THE EXERCISE: Reproduce the data verbatim, from the line with "Enumerate the UI" up to and including the line with "y-tick-label: -0,10 [118, 492, 157, 511]".

ENTRIES SHOWN:
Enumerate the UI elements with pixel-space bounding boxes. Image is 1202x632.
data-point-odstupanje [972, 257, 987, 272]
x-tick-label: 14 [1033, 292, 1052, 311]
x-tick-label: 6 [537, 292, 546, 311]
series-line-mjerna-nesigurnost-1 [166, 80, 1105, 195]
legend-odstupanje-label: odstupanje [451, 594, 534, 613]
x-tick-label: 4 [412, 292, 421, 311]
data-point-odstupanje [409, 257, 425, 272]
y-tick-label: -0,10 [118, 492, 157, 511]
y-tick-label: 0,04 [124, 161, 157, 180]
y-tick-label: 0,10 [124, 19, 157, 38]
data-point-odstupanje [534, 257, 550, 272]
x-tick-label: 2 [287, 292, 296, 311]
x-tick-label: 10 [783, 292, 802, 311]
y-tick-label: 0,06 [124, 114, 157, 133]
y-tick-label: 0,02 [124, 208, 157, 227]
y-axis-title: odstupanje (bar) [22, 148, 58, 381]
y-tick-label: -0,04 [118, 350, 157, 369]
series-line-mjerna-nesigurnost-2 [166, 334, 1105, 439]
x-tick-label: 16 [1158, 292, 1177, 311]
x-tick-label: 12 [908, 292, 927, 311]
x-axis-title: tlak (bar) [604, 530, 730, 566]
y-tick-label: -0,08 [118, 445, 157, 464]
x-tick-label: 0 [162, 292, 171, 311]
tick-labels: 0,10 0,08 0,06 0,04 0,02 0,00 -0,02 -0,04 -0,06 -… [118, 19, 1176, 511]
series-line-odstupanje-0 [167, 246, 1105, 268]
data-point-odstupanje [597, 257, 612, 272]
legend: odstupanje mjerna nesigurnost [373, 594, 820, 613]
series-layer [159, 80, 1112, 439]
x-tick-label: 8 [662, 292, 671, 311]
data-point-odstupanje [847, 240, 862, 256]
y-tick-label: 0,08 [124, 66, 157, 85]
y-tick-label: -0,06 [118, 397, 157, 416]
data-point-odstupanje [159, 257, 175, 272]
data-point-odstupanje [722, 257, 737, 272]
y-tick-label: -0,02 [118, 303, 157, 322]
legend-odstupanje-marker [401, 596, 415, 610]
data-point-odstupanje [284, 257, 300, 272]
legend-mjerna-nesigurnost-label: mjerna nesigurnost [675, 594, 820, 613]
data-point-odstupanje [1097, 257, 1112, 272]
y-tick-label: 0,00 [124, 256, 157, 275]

* * *

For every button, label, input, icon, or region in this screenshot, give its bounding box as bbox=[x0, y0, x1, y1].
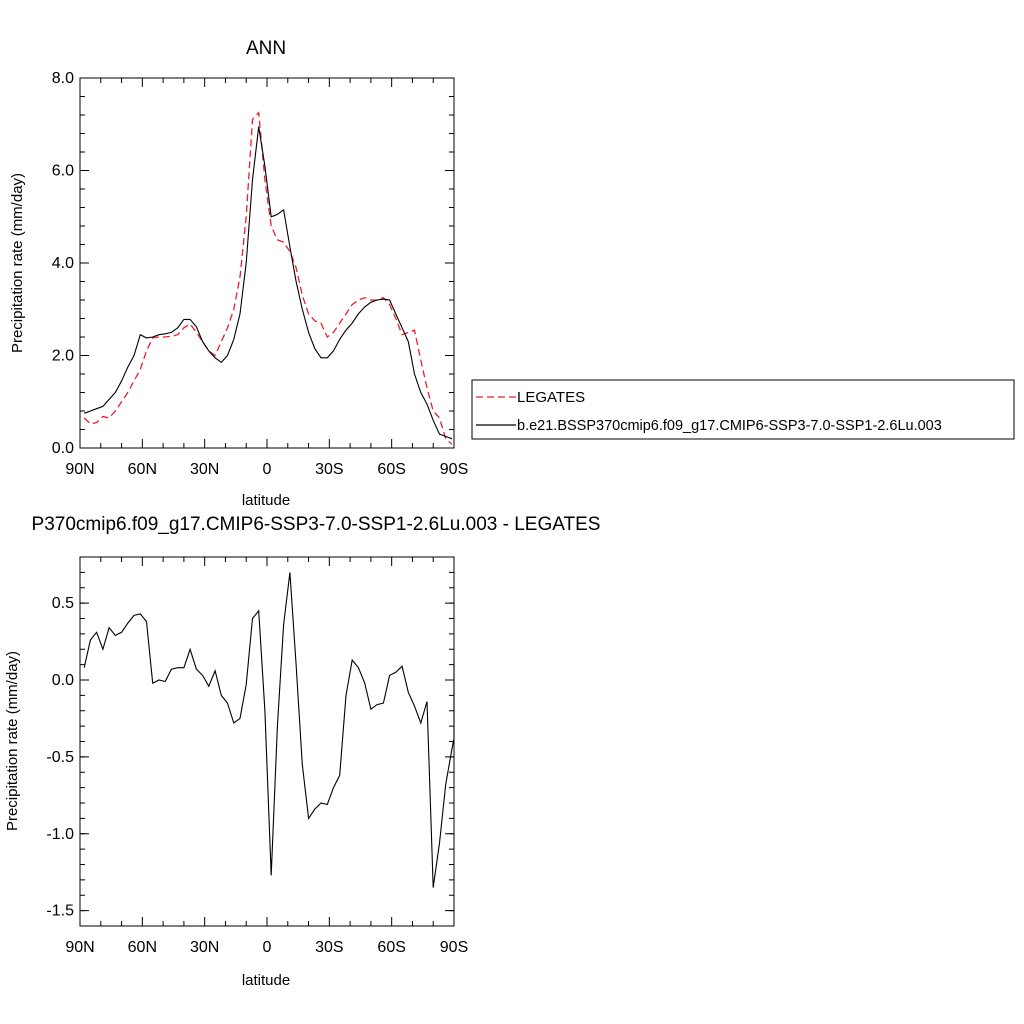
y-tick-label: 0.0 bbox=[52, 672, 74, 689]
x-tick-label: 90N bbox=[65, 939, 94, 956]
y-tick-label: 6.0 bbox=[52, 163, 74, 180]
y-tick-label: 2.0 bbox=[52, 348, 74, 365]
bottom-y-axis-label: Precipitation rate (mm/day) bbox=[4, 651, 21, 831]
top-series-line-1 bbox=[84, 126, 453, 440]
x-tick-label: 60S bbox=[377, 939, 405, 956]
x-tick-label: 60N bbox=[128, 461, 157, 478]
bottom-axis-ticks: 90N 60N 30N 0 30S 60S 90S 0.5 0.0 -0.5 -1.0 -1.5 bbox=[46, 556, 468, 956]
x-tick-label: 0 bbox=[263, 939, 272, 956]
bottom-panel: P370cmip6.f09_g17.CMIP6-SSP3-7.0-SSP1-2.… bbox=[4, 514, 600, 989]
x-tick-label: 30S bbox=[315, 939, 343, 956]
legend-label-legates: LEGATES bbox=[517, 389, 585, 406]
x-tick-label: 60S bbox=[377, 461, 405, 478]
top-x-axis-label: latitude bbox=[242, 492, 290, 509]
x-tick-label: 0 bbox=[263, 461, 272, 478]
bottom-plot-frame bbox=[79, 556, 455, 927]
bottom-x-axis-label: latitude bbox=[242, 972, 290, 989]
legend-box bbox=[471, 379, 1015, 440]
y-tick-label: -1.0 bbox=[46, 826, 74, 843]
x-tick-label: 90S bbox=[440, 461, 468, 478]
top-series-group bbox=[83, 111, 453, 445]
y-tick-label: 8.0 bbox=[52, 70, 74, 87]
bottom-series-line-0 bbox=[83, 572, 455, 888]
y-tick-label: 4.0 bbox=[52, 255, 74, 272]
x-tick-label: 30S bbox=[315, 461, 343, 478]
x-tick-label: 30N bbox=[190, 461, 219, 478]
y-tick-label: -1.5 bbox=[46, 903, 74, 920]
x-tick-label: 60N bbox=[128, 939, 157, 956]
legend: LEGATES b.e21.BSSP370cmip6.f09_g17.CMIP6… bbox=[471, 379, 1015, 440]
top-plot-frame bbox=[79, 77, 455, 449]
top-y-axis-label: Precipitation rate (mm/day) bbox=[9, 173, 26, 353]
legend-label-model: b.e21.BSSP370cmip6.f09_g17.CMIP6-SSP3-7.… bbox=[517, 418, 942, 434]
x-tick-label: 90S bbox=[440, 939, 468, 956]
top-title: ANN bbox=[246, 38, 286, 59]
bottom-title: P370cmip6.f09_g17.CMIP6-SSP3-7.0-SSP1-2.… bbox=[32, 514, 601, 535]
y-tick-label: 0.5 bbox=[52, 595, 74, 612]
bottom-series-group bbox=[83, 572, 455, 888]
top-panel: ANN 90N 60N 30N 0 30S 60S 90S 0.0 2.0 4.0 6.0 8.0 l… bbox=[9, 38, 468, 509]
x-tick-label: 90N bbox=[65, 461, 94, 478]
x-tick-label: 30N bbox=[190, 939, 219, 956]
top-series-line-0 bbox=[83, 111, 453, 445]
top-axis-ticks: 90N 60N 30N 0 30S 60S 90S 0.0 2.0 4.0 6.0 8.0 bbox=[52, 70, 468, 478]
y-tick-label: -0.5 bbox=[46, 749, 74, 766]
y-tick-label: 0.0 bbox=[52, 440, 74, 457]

COMPLETE OUTPUT:
Enumerate the UI elements with pixel-space bounding boxes. Image is 1202x632.
data-point-odstupanje [972, 257, 987, 272]
x-tick-label: 14 [1033, 292, 1052, 311]
x-tick-label: 6 [537, 292, 546, 311]
series-line-mjerna-nesigurnost-1 [166, 80, 1105, 195]
legend-odstupanje-label: odstupanje [451, 594, 534, 613]
x-tick-label: 4 [412, 292, 421, 311]
data-point-odstupanje [409, 257, 425, 272]
y-tick-label: -0,10 [118, 492, 157, 511]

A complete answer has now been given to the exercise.